* START INPUT DATA *
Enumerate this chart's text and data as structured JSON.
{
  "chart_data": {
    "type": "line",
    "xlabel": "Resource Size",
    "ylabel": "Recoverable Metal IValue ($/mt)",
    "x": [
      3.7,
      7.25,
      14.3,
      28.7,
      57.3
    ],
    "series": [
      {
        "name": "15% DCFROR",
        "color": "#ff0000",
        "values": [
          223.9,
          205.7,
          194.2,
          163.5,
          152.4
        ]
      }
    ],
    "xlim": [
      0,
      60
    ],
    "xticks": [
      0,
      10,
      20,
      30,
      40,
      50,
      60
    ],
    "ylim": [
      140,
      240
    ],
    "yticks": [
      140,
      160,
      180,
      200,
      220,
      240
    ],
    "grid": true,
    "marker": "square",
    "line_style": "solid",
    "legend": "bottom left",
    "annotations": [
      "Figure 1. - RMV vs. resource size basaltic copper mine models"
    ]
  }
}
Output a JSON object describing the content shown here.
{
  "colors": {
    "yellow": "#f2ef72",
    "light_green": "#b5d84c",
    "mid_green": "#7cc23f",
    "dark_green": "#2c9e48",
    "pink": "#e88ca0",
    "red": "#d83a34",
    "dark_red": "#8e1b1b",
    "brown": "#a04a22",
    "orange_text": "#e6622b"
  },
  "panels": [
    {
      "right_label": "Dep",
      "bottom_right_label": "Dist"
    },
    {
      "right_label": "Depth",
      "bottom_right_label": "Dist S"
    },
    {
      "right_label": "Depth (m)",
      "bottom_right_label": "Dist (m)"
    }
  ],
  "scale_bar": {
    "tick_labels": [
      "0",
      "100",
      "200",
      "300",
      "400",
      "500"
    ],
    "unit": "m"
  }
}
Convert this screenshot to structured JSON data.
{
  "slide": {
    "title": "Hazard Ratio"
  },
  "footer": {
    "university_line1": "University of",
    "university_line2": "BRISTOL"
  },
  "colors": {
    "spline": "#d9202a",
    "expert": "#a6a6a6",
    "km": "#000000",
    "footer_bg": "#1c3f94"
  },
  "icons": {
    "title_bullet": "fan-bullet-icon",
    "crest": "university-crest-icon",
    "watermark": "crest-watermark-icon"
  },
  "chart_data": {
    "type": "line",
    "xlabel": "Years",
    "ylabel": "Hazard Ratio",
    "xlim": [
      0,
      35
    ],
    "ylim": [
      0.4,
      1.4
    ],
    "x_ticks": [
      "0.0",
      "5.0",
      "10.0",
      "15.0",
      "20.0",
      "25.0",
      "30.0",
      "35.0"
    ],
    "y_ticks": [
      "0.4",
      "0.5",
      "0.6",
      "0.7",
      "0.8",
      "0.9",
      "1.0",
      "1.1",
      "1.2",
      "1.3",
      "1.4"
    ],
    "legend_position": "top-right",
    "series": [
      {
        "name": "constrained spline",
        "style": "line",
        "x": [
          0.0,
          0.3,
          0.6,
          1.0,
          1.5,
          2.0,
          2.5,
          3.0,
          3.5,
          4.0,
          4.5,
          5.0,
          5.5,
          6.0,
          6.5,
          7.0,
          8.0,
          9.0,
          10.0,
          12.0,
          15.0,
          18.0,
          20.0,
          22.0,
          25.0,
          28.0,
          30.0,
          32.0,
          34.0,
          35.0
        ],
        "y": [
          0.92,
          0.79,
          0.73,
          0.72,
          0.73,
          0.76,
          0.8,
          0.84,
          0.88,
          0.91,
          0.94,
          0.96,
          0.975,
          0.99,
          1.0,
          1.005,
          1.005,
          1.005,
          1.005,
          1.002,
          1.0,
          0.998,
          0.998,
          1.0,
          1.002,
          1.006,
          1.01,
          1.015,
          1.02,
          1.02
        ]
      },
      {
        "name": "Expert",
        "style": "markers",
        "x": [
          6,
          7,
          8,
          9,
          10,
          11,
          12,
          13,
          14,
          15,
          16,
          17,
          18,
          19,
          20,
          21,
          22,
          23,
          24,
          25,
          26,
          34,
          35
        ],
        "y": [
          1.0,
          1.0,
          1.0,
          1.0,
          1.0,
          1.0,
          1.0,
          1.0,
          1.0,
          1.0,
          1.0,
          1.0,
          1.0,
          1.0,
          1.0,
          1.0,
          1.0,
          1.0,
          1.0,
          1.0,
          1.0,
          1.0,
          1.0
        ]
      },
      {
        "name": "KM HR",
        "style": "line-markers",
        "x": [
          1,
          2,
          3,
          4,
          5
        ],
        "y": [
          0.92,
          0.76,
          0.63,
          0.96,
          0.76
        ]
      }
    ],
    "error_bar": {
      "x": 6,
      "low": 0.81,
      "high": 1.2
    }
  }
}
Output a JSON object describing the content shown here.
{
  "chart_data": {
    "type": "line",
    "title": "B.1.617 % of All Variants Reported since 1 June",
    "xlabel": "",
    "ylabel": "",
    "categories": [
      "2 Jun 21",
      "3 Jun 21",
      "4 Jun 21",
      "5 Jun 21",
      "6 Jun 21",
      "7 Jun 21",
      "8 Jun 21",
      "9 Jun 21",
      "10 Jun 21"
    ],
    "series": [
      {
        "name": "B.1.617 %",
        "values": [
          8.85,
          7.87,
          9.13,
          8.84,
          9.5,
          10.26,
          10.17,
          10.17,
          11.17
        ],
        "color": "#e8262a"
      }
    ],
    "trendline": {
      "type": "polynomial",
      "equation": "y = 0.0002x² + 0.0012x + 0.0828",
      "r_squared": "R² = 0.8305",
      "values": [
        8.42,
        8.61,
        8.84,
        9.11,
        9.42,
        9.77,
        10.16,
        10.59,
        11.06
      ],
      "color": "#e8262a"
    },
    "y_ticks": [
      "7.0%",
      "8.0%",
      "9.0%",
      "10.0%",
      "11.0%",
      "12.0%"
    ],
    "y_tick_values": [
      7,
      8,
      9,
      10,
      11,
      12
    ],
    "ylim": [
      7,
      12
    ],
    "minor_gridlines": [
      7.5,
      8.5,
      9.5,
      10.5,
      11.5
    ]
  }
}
* END INPUT DATA *
*INSTRUCTIONS TO FOLLOW:*
Write out the entries in full, exactly as given.

*REPLY TO THE TASK:*
Enumerate this chart's text and data as structured JSON.
{
  "chart_data": {
    "type": "line",
    "xlabel": "Resource Size",
    "ylabel": "Recoverable Metal IValue ($/mt)",
    "x": [
      3.7,
      7.25,
      14.3,
      28.7,
      57.3
    ],
    "series": [
      {
        "name": "15% DCFROR",
        "color": "#ff0000",
        "values": [
          223.9,
          205.7,
          194.2,
          163.5,
          152.4
        ]
      }
    ],
    "xlim": [
      0,
      60
    ],
    "xticks": [
      0,
      10,
      20,
      30,
      40,
      50,
      60
    ],
    "ylim": [
      140,
      240
    ],
    "yticks": [
      140,
      160,
      180,
      200,
      220,
      240
    ],
    "grid": true,
    "marker": "square",
    "line_style": "solid",
    "legend": "bottom left",
    "annotations": [
      "Figure 1. - RMV vs. resource size basaltic copper mine models"
    ]
  }
}
Output a JSON object describing the content shown here.
{
  "colors": {
    "yellow": "#f2ef72",
    "light_green": "#b5d84c",
    "mid_green": "#7cc23f",
    "dark_green": "#2c9e48",
    "pink": "#e88ca0",
    "red": "#d83a34",
    "dark_red": "#8e1b1b",
    "brown": "#a04a22",
    "orange_text": "#e6622b"
  },
  "panels": [
    {
      "right_label": "Dep",
      "bottom_right_label": "Dist"
    },
    {
      "right_label": "Depth",
      "bottom_right_label": "Dist S"
    },
    {
      "right_label": "Depth (m)",
      "bottom_right_label": "Dist (m)"
    }
  ],
  "scale_bar": {
    "tick_labels": [
      "0",
      "100",
      "200",
      "300",
      "400",
      "500"
    ],
    "unit": "m"
  }
}
Convert this screenshot to structured JSON data.
{
  "slide": {
    "title": "Hazard Ratio"
  },
  "footer": {
    "university_line1": "University of",
    "university_line2": "BRISTOL"
  },
  "colors": {
    "spline": "#d9202a",
    "expert": "#a6a6a6",
    "km": "#000000",
    "footer_bg": "#1c3f94"
  },
  "icons": {
    "title_bullet": "fan-bullet-icon",
    "crest": "university-crest-icon",
    "watermark": "crest-watermark-icon"
  },
  "chart_data": {
    "type": "line",
    "xlabel": "Years",
    "ylabel": "Hazard Ratio",
    "xlim": [
      0,
      35
    ],
    "ylim": [
      0.4,
      1.4
    ],
    "x_ticks": [
      "0.0",
      "5.0",
      "10.0",
      "15.0",
      "20.0",
      "25.0",
      "30.0",
      "35.0"
    ],
    "y_ticks": [
      "0.4",
      "0.5",
      "0.6",
      "0.7",
      "0.8",
      "0.9",
      "1.0",
      "1.1",
      "1.2",
      "1.3",
      "1.4"
    ],
    "legend_position": "top-right",
    "series": [
      {
        "name": "constrained spline",
        "style": "line",
        "x": [
          0.0,
          0.3,
          0.6,
          1.0,
          1.5,
          2.0,
          2.5,
          3.0,
          3.5,
          4.0,
          4.5,
          5.0,
          5.5,
          6.0,
          6.5,
          7.0,
          8.0,
          9.0,
          10.0,
          12.0,
          15.0,
          18.0,
          20.0,
          22.0,
          25.0,
          28.0,
          30.0,
          32.0,
          34.0,
          35.0
        ],
        "y": [
          0.92,
          0.79,
          0.73,
          0.72,
          0.73,
          0.76,
          0.8,
          0.84,
          0.88,
          0.91,
          0.94,
          0.96,
          0.975,
          0.99,
          1.0,
          1.005,
          1.005,
          1.005,
          1.005,
          1.002,
          1.0,
          0.998,
          0.998,
          1.0,
          1.002,
          1.006,
          1.01,
          1.015,
          1.02,
          1.02
        ]
      },
      {
        "name": "Expert",
        "style": "markers",
        "x": [
          6,
          7,
          8,
          9,
          10,
          11,
          12,
          13,
          14,
          15,
          16,
          17,
          18,
          19,
          20,
          21,
          22,
          23,
          24,
          25,
          26,
          34,
          35
        ],
        "y": [
          1.0,
          1.0,
          1.0,
          1.0,
          1.0,
          1.0,
          1.0,
          1.0,
          1.0,
          1.0,
          1.0,
          1.0,
          1.0,
          1.0,
          1.0,
          1.0,
          1.0,
          1.0,
          1.0,
          1.0,
          1.0,
          1.0,
          1.0
        ]
      },
      {
        "name": "KM HR",
        "style": "line-markers",
        "x": [
          1,
          2,
          3,
          4,
          5
        ],
        "y": [
          0.92,
          0.76,
          0.63,
          0.96,
          0.76
        ]
      }
    ],
    "error_bar": {
      "x": 6,
      "low": 0.81,
      "high": 1.2
    }
  }
}
Output a JSON object describing the content shown here.
{
  "chart_data": {
    "type": "line",
    "title": "B.1.617 % of All Variants Reported since 1 June",
    "xlabel": "",
    "ylabel": "",
    "categories": [
      "2 Jun 21",
      "3 Jun 21",
      "4 Jun 21",
      "5 Jun 21",
      "6 Jun 21",
      "7 Jun 21",
      "8 Jun 21",
      "9 Jun 21",
      "10 Jun 21"
    ],
    "series": [
      {
        "name": "B.1.617 %",
        "values": [
          8.85,
          7.87,
          9.13,
          8.84,
          9.5,
          10.26,
          10.17,
          10.17,
          11.17
        ],
        "color": "#e8262a"
      }
    ],
    "trendline": {
      "type": "polynomial",
      "equation": "y = 0.0002x² + 0.0012x + 0.0828",
      "r_squared": "R² = 0.8305",
      "values": [
        8.42,
        8.61,
        8.84,
        9.11,
        9.42,
        9.77,
        10.16,
        10.59,
        11.06
      ],
      "color": "#e8262a"
    },
    "y_ticks": [
      "7.0%",
      "8.0%",
      "9.0%",
      "10.0%",
      "11.0%",
      "12.0%"
    ],
    "y_tick_values": [
      7,
      8,
      9,
      10,
      11,
      12
    ],
    "ylim": [
      7,
      12
    ],
    "minor_gridlines": [
      7.5,
      8.5,
      9.5,
      10.5,
      11.5
    ]
  }
}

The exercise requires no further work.